**Tasks and exercises:**
**a.** Rewrite the concussion passage starting with "Complications are rare" and going on through "prolonged concussion episodes.", substituting "athlete" for "patient".
**b.** Extend the concussion passage, picking up after its final sentence.
--- Document passage Enclosed Below ---
In cases involving unconsciousness, seizure activity, worsening mentation (increasing confusion/irritability), worsening after injury (e.g. vomiting/worsening headache) or with any neurological concern (e.g. pins and needles, numbness or weakness in limbs) or neck pain – urgent ambulance transfer to the nearest emergency department with spinal precautions/immobilisation is required.

In confirmed cases of SRC, the vast majority (80-90%) of cases settle within 10 to 14 days, provided the condition is recognised quickly and appropriate rehabilitation is initiated.

Complications are rare but can be increased by failure to recognise the condition and/or allowing return to play in a concussed state or with inadequate recovery.

Occasionally symptoms can persist for longer and can even persist for months in severe cases.

It is of paramount importance that each case is treated on its own merits and recovery and rehabilitation is tailored to the individual needs of the patient.  No two concussions are necessarily the same, even in the same patient over time.

There have been links demonstrated between depression and other mental health issues and repeated or prolonged concussion episodes.
--- End of Enclosed Document passage ---
--- Supplied entries Enclosed Below ---
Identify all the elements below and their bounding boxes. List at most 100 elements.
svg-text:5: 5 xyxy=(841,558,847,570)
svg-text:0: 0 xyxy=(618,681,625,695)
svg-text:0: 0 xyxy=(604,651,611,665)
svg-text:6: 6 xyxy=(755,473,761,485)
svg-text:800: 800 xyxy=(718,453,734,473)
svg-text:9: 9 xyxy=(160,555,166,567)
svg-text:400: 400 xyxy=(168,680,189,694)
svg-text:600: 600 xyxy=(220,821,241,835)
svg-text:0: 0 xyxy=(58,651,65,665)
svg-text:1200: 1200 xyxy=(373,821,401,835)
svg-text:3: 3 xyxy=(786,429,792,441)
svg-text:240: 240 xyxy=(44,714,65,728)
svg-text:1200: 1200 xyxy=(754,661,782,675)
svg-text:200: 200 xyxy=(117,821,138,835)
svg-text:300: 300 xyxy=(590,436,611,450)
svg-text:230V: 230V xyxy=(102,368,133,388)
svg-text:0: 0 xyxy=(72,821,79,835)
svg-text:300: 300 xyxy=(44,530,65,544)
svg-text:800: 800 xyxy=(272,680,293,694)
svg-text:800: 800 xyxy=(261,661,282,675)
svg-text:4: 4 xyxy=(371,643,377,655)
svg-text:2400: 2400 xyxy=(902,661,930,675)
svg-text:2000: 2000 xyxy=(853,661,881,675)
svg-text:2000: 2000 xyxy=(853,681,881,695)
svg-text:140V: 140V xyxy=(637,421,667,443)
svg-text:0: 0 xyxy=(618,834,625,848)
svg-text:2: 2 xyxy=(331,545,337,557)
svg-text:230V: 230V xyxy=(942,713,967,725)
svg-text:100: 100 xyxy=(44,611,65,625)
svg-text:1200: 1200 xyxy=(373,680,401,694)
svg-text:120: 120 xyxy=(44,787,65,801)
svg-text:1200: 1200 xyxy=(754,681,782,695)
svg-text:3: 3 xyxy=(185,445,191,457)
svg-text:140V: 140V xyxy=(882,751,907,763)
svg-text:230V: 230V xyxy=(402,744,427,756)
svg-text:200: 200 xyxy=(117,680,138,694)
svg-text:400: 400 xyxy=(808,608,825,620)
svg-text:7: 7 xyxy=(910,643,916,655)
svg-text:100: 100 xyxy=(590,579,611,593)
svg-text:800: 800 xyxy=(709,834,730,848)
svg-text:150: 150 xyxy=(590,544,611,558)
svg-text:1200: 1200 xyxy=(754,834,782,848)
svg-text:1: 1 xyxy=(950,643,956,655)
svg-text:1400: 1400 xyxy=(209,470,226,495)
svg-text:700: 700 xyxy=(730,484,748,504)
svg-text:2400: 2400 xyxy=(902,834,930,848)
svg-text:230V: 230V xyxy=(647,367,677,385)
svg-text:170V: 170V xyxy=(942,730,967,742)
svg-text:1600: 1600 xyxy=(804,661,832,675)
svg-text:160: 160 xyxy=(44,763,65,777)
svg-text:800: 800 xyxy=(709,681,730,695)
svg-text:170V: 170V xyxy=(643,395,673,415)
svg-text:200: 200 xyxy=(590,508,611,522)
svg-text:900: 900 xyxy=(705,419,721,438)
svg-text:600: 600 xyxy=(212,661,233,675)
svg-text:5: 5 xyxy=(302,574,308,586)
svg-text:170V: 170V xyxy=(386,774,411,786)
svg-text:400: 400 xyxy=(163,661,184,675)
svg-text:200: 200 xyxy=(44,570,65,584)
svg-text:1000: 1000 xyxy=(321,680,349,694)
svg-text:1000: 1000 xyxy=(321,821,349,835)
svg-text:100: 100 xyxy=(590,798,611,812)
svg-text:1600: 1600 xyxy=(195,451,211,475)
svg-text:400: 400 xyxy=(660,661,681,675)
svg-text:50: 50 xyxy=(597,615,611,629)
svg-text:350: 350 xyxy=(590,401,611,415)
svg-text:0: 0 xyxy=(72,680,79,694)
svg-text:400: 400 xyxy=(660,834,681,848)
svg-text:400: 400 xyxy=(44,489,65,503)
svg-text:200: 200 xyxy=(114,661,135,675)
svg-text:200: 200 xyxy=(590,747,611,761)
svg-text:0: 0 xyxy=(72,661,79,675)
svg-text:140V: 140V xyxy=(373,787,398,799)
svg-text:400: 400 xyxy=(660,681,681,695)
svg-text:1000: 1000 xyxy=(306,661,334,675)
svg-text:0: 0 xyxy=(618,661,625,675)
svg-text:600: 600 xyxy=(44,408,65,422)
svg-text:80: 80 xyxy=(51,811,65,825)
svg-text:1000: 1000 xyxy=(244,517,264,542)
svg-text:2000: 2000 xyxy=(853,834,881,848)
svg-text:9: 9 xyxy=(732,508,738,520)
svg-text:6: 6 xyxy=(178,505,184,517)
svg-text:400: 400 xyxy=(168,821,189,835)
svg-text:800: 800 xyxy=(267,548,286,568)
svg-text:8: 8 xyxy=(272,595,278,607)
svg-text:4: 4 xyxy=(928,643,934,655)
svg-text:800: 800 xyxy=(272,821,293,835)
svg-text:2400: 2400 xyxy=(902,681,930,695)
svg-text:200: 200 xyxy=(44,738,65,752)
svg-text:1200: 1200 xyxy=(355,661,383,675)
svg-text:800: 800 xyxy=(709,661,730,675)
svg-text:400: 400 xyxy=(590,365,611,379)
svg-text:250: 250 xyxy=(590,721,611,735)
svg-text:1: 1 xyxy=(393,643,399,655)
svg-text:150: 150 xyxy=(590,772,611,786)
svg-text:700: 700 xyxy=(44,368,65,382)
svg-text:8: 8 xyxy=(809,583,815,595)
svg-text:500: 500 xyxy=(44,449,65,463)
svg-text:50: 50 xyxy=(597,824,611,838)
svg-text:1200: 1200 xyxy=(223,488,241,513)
--- End of Enclosed Supplied entries ---
**Response list:**
**a.**
Complications are rare but can be increased by failure to recognise the condition and/or allowing return to play in a concussed state or with inadequate recovery.

Occasionally symptoms can persist for longer and can even persist for months in severe cases.

It is of paramount importance that each case is treated on its own merits and recovery and rehabilitation is tailored to the individual needs of the athlete.  No two concussions are necessarily the same, even in the same athlete over time.

There have been links demonstrated between depression and other mental health issues and repeated or prolonged concussion episodes.

**b.**
Considerable attention has been paid to media coverage of chronic traumatic encephalopathy (CTE), though at the present time there has been no definite link between concussion and chronic brain damage and ongoing research is required.

Unsurprisingly, the cornerstone to effective management of concussion is rest; both physical rest and cognitive ‘brain’ rest.

This mandates a period of no work/school, no ‘screen time’ (TV, computers, phones etc.) and no physical exertion.

In most cases 24-48 hours will be sufficient, though rest should continue until all symptoms have resolved.

Return to school or work should be medically cleared, graduated and subject to ongoing review.

In turn this should be followed by a stepwise return to physical activity, provided successful completion of each step and ongoing medical review.

This is outlined below:

  1. Rest until symptoms resolved
  2. Light aerobic exercise (e.g. exercise bike, walking)
  3. Light, non contact training (e.g. running, ball skills)
  4. Progression to more complex non-contact training drills and light resistance work
  5. Full contact training
  6. Return to play

Each step should require 24 hours as a minimum before progression to the next level, and only if symptoms remain absent.

Occasionally symptoms can re-appear and this then mandates return to the previous level at which there were no reported symptoms.

With developing brains and the requirement for learning, children and adolescents typically require longer to recover from concussion and should be slowed down in their rehabilitation.

Perhaps one of the fundamental differences in SRC management between children and adults is the emphasis for children to return to school for ongoing learning rather than to sport.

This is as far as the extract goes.